_JOB:_
Wherever "JSON" appears in a line, copy that line.

_EXERCISE DATA:_
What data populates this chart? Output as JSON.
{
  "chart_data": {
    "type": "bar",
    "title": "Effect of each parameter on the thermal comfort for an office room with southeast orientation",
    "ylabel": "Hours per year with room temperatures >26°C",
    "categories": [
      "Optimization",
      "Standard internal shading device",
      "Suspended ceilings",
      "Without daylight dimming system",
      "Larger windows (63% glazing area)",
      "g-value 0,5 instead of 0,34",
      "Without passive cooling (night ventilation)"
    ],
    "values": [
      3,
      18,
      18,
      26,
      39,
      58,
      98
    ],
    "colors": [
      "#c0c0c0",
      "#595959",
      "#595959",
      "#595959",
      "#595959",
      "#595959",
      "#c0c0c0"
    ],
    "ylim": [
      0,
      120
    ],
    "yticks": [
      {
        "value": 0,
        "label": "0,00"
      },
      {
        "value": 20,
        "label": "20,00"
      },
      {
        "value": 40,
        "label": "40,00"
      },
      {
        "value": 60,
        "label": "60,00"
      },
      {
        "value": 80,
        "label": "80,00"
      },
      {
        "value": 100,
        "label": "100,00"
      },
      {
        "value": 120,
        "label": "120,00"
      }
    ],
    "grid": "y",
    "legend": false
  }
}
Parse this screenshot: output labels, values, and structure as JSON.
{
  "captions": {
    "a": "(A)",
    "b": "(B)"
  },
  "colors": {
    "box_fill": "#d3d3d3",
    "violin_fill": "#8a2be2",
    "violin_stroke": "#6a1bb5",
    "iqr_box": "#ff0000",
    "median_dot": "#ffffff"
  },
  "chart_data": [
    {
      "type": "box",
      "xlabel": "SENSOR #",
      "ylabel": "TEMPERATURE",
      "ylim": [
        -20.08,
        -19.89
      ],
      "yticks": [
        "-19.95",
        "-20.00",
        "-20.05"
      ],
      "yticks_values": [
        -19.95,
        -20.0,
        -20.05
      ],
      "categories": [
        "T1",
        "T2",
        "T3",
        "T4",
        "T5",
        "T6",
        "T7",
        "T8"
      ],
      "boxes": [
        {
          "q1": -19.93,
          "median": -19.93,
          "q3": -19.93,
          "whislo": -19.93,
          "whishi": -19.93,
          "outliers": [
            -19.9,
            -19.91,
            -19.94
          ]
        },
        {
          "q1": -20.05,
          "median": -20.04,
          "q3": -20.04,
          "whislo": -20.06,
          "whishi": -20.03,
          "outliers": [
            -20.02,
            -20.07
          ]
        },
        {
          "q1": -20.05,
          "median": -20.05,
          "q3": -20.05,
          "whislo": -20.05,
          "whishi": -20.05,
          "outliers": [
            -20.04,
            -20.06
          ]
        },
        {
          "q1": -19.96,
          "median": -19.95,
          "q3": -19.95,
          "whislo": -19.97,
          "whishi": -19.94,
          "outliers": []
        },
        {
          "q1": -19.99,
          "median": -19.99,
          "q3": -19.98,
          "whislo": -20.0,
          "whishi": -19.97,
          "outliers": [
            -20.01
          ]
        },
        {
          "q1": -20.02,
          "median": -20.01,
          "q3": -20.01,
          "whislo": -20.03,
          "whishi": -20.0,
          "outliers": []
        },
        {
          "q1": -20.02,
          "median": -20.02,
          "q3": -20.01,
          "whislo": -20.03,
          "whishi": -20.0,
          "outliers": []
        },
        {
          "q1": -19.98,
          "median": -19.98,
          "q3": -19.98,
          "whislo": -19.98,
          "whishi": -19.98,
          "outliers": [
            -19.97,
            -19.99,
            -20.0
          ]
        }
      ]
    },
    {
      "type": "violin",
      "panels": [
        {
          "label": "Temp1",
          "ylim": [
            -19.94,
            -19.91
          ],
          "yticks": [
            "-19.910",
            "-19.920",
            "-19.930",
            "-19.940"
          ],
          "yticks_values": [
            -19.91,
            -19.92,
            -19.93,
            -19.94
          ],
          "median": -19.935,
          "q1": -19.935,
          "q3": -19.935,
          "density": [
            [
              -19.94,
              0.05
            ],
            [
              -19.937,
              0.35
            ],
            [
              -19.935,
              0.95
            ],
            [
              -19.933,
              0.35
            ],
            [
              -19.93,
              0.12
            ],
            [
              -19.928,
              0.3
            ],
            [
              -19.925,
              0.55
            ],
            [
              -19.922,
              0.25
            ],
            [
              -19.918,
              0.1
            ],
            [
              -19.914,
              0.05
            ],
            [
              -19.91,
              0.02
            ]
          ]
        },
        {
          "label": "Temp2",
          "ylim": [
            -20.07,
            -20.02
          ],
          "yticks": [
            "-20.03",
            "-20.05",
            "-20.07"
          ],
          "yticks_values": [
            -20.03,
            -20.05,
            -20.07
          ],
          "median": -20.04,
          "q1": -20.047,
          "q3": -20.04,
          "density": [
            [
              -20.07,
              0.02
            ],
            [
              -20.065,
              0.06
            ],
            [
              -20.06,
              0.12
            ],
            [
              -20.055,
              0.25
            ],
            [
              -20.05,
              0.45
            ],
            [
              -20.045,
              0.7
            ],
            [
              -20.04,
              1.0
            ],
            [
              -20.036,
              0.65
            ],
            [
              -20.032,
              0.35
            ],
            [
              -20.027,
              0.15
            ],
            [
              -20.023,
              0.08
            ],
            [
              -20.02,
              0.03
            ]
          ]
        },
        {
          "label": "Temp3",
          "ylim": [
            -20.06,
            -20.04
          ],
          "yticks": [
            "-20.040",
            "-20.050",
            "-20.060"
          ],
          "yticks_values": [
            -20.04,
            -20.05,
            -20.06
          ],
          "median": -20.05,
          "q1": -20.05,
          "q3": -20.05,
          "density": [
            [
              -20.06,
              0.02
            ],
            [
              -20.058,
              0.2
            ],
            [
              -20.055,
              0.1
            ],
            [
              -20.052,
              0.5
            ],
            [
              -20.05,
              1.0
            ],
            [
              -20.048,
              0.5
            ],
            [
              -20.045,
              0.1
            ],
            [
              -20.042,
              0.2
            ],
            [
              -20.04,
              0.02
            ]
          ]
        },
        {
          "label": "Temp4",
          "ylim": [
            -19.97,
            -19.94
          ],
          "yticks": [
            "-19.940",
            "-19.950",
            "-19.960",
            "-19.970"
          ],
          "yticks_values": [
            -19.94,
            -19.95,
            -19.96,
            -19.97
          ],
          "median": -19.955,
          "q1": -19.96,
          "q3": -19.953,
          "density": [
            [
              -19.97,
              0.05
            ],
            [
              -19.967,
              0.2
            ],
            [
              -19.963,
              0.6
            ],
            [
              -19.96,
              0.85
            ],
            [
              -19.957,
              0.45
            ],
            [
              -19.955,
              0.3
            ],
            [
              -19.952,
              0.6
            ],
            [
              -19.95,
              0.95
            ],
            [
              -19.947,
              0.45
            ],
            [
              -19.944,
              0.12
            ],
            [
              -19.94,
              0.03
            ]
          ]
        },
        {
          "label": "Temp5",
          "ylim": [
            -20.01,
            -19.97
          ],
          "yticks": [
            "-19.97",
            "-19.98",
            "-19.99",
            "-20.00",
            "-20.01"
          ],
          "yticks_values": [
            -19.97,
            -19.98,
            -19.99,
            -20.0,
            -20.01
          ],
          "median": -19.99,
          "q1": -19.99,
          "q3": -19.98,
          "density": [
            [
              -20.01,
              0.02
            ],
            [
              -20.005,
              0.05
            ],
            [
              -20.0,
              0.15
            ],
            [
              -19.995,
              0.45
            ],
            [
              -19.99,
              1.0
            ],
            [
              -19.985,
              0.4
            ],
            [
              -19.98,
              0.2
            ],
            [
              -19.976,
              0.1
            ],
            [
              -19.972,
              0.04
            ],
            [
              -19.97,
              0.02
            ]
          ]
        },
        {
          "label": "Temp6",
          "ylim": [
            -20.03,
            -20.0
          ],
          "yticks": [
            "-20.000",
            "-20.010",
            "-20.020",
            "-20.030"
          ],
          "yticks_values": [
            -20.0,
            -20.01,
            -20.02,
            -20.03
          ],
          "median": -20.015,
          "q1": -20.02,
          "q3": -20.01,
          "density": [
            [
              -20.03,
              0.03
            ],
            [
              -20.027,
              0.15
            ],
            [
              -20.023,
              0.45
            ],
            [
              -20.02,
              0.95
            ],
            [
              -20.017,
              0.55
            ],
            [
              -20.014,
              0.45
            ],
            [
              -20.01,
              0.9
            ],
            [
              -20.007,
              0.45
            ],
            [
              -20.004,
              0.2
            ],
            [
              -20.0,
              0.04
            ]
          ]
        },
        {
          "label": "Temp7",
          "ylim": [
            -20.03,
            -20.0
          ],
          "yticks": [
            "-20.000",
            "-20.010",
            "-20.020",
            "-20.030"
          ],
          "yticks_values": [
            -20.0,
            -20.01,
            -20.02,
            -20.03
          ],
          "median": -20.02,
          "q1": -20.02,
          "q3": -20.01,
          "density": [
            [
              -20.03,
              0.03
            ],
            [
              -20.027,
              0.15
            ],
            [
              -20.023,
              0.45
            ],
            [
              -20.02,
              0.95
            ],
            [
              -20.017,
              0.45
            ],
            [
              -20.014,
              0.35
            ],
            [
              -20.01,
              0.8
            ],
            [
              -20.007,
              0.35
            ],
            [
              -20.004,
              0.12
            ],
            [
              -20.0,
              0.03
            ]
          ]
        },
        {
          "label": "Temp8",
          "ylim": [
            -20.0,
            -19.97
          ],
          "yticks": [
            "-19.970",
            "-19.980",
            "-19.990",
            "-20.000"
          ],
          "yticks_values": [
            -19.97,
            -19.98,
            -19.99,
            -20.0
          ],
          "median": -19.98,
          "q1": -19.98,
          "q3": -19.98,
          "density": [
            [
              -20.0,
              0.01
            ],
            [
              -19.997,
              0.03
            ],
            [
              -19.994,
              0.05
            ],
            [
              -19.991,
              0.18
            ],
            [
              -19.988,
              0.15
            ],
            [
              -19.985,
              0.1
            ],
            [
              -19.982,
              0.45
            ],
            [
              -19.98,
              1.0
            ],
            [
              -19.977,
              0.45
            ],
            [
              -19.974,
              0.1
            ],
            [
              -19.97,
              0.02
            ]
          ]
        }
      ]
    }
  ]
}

_WRITTEN SOLUTION:_
What data populates this chart? Output as JSON.
Parse this screenshot: output labels, values, and structure as JSON.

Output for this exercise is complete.